---- BAGIAN TEKS

Cyberculture as a Culture
Internet menurut Hine (2007) bisa didekati dalam dua aspek apabila menggunakan
pendekatan etnografi, yakni internet sebagai budaya dan internet sebagai artefak kebudayaan.
Perbedaan ini berimplikasi—khususnya untuk para peneliti etnografi—kepada perbedaan
penggunaan metodologi dalam penelitian di satu sisi maupun secara tegas memaparkan
keuntungan maupun kelemahan di sisi lain.
Sebagai sebuah budaya (culture), pada awalnya internet ditenggarai sebagai model
komunikasi yang sederhana bila dibandingkan dengan model komunikasi secara langsung
atau face-to-face (Baym, 1998). Bahwa interaksi face-to-facetidak hanya melibatkan teks sebagai
simbol atau tanda dalam berinteraksi semata. Ekspresi wajah, tekanan suara, cara memandang,
posisi tubuh, agama, usia, ras, dan sebagainya merupakan tanda-tanda yang juga berperan dalam
interaksi antarindividu. Sedangkan dalam CMC interaksi terjadi berdasarkan teks semata bahkan
emosipun ditunjukkan dengan menggunakan teks, yakni dengan simbol-simbol dalam emoticon.
Dengan menggunakan perspektif psikologi sosial, beberapa peneliti seperti Kiesher, Siegel, dan
McGuire (1984) maupun Sproull dan Kiesler (1986,1991) mengadakan eksperimen terhadap
berkurangnya ikatan sosial yang terjadi antaranggota dalam CMC. Selain itu, penelitian ini juga
untuk mengungkapkan bagaimana perbedaan antara interaksi melalui medium teknologi dan
interaksi yang berlangsung secara face-to-face di antara anggota grup dengan memberikan
masing-masing grup diberikan tugas.

--------
---- KUTIPAN DATA

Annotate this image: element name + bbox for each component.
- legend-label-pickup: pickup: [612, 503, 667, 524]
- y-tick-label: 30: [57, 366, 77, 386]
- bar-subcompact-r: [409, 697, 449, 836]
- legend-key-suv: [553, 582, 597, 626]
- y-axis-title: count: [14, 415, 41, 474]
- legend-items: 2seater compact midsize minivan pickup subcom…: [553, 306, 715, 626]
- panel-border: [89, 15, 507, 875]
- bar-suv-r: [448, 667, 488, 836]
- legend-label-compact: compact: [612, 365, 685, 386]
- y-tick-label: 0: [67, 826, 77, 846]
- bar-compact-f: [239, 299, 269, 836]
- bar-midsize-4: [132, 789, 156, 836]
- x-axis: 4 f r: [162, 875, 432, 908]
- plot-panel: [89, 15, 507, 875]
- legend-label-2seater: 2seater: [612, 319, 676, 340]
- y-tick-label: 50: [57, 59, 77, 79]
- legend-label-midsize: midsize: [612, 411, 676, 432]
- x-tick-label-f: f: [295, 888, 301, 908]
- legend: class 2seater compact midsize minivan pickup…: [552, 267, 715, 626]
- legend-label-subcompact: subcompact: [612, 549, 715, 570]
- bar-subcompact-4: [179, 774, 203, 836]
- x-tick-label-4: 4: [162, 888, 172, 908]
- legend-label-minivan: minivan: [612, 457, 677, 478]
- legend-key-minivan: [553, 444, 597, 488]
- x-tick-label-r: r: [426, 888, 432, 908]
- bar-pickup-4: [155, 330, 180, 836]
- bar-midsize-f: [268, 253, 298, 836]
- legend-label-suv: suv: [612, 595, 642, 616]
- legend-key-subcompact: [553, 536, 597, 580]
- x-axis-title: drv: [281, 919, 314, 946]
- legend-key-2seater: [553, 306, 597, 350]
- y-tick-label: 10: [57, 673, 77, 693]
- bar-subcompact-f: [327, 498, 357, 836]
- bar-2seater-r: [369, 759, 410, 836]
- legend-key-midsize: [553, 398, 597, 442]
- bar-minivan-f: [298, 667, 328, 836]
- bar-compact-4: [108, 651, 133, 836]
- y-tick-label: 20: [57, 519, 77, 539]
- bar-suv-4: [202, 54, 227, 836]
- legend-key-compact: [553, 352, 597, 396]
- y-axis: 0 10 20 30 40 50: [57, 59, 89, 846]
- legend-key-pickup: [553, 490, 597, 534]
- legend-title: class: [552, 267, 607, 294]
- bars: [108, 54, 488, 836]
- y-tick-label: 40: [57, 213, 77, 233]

--------

## SOAL
Menurut teks tentang cyberculture, dengan cara apa emosi ditunjukkan dalam CMC?

## JAWABAN BENAR
Dengan teks, yakni simbol-simbol dalam emoticon.